Lines that include the word "المجتمعات" are the ones to copy.

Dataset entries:
^^^^
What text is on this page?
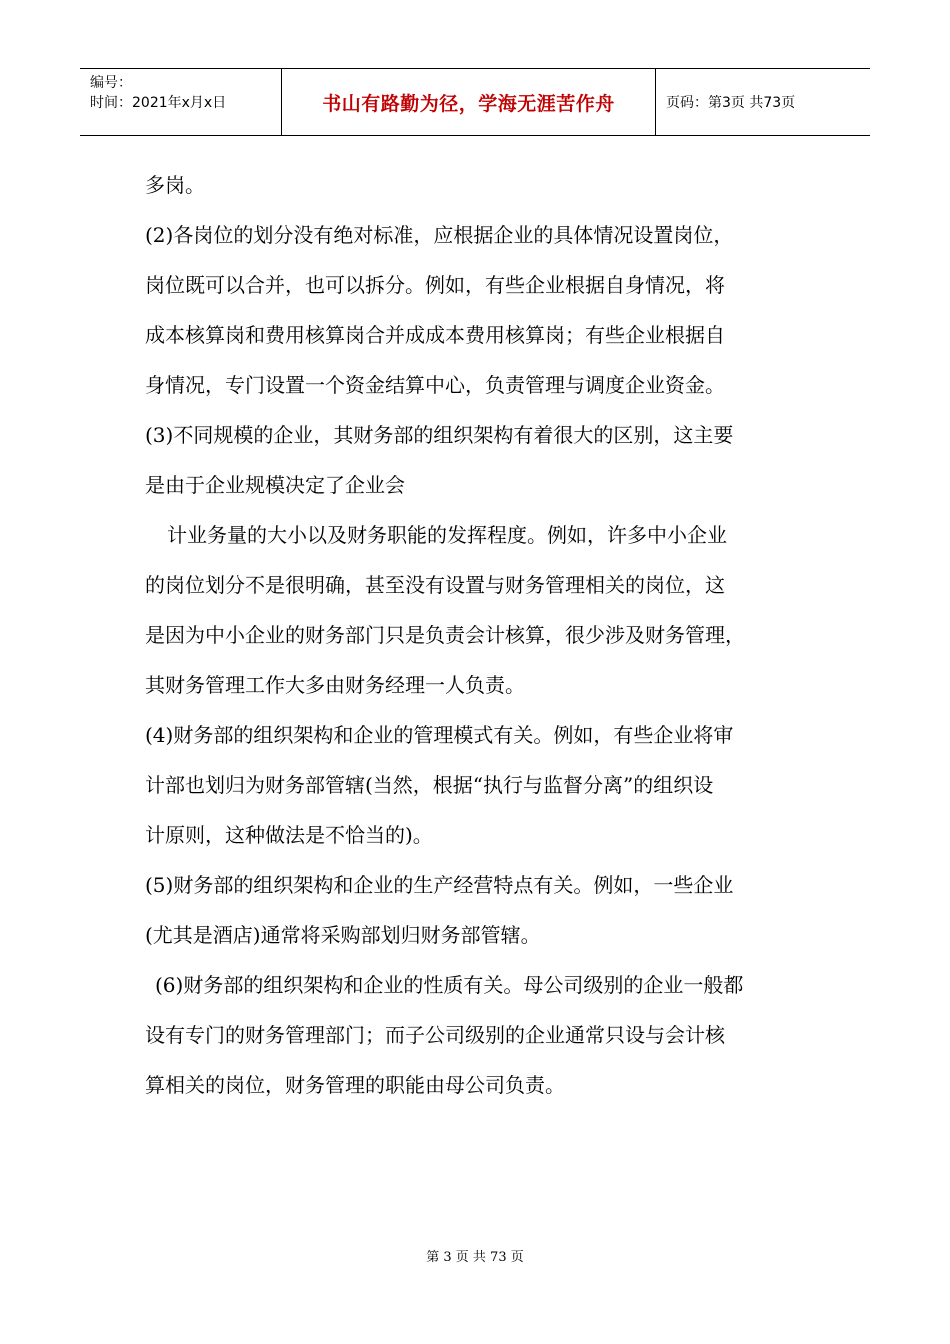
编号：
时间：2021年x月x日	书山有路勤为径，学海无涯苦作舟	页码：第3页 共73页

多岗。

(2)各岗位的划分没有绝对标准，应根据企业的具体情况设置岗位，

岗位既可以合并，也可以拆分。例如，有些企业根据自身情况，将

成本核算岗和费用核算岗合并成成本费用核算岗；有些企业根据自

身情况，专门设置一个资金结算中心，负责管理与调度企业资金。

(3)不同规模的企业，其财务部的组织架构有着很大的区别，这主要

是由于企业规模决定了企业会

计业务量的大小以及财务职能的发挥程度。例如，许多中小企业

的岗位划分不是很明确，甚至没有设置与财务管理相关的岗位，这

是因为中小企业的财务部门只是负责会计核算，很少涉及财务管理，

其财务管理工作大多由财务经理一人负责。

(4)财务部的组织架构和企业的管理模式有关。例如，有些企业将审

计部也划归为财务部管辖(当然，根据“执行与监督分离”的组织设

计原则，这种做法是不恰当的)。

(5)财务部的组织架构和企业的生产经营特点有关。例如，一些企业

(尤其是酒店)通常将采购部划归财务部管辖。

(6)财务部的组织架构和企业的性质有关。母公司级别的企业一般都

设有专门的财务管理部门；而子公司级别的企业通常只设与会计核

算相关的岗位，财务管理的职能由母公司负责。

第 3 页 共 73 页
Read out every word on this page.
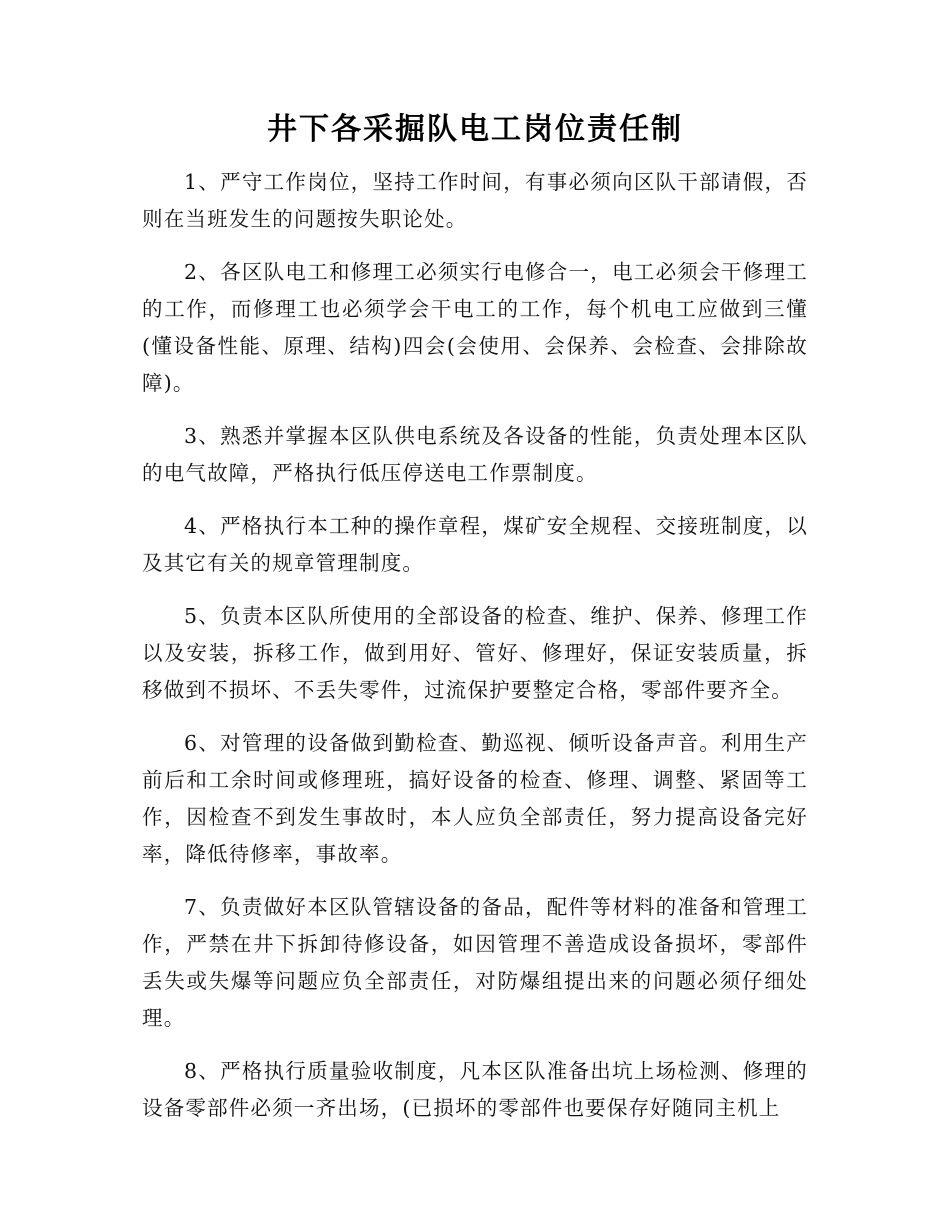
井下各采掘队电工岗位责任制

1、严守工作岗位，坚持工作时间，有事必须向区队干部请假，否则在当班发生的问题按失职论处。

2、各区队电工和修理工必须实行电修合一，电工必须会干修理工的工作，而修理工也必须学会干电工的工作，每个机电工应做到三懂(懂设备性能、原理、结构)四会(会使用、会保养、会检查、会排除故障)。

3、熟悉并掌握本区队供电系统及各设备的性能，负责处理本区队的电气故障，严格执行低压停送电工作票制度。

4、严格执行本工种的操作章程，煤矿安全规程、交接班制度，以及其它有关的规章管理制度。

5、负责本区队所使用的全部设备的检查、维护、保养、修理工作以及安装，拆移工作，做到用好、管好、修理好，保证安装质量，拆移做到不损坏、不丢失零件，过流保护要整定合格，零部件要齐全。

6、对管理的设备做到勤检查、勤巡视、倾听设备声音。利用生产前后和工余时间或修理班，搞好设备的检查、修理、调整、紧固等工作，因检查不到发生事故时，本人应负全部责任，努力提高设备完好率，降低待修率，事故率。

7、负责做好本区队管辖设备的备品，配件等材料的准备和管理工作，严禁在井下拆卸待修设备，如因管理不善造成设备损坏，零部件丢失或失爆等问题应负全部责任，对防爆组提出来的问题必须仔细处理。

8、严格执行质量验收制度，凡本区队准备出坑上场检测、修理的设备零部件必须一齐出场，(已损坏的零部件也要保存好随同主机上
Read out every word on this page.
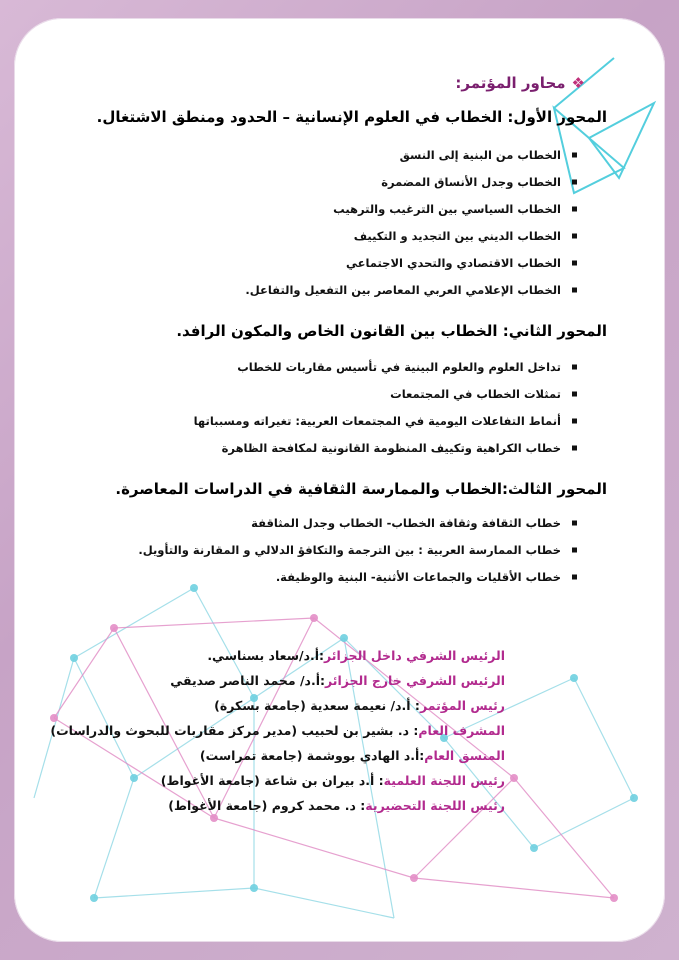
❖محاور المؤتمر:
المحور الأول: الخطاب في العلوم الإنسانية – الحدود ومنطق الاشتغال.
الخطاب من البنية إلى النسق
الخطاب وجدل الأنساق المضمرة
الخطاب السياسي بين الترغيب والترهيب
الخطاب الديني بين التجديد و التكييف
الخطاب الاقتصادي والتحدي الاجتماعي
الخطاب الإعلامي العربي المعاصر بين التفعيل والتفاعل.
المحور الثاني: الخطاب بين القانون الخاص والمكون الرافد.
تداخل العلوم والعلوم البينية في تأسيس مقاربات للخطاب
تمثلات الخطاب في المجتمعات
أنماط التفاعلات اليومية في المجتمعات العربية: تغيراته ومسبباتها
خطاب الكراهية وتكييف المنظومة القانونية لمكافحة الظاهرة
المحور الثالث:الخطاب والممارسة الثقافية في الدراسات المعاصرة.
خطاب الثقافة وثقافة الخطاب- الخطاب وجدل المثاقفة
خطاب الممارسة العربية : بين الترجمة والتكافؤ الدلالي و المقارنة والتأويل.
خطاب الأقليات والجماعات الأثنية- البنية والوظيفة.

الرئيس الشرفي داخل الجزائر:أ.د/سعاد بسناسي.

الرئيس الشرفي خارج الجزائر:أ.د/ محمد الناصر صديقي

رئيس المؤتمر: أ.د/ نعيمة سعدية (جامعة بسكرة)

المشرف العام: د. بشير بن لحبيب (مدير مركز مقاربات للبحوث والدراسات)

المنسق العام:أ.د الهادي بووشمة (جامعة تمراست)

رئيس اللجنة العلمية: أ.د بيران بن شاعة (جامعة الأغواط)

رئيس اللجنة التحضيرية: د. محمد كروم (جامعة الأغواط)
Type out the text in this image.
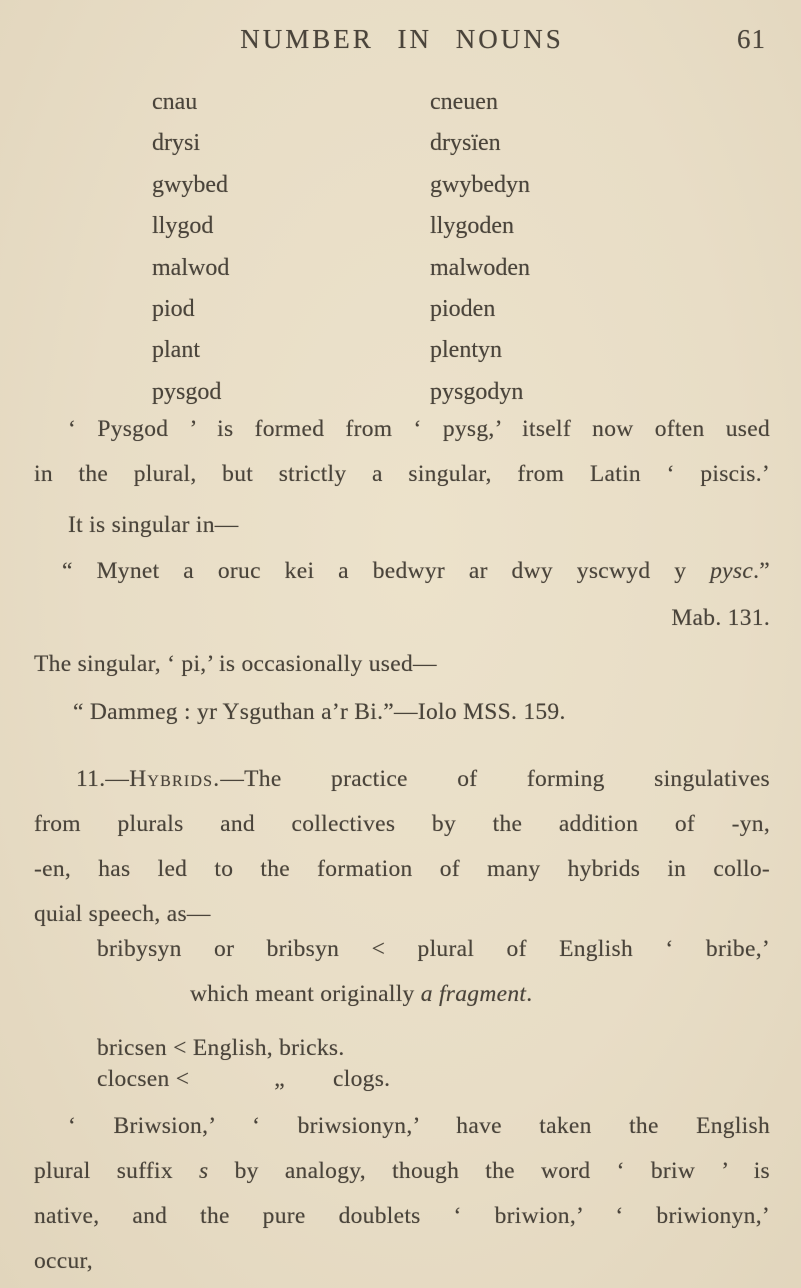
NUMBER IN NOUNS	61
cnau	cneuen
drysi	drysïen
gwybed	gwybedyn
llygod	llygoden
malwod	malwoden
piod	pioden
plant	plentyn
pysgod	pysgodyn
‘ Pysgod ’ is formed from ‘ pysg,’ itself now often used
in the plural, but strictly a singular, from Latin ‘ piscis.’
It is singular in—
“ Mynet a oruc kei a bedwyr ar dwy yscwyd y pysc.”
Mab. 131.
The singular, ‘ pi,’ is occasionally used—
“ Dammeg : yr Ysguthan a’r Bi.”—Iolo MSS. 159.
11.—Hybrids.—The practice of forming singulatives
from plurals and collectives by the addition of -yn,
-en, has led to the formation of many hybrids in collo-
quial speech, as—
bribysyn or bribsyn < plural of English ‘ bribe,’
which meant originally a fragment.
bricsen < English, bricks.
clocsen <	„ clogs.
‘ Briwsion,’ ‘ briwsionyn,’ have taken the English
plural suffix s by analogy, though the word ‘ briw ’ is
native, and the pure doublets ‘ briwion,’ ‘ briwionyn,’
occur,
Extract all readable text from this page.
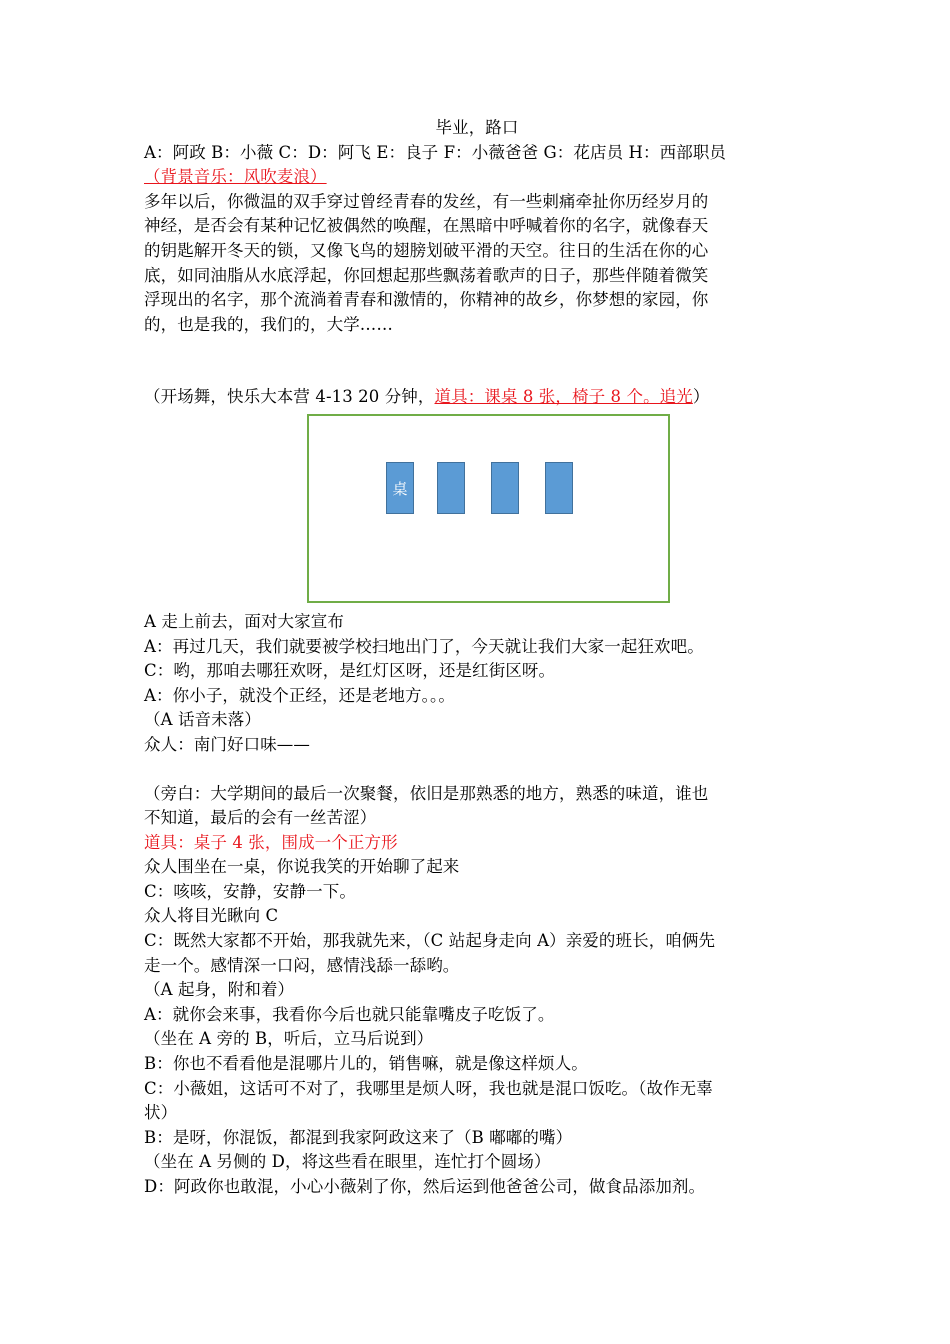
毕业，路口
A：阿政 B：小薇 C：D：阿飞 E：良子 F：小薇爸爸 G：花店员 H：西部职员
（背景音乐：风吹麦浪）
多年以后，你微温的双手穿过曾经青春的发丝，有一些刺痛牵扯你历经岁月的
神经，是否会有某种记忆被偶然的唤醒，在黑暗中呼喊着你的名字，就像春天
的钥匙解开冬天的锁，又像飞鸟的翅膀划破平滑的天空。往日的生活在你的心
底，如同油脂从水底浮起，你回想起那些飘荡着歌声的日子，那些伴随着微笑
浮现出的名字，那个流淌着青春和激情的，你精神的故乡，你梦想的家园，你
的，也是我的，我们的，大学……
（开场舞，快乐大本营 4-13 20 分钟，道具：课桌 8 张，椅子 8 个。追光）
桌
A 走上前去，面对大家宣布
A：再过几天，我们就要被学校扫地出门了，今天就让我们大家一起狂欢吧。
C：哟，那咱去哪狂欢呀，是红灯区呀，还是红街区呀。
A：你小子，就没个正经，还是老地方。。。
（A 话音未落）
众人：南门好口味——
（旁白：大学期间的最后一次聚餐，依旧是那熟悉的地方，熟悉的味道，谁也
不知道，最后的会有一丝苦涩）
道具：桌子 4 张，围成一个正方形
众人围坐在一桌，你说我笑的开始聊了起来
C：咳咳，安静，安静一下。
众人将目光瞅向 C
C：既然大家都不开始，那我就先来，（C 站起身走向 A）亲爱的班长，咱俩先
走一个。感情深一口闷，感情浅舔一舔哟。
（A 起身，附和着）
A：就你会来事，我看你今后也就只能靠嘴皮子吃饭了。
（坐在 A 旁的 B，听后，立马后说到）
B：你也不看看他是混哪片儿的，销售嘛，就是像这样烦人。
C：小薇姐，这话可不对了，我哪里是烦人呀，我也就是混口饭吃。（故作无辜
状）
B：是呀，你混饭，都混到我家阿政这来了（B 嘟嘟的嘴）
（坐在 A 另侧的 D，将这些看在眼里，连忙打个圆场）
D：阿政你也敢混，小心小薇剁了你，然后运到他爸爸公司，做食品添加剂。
^^^^
Answer to the problem →
تمثلات الخطاب في المجتمعات
أنماط التفاعلات اليومية في المجتمعات العربية: تغيراته ومسبباتها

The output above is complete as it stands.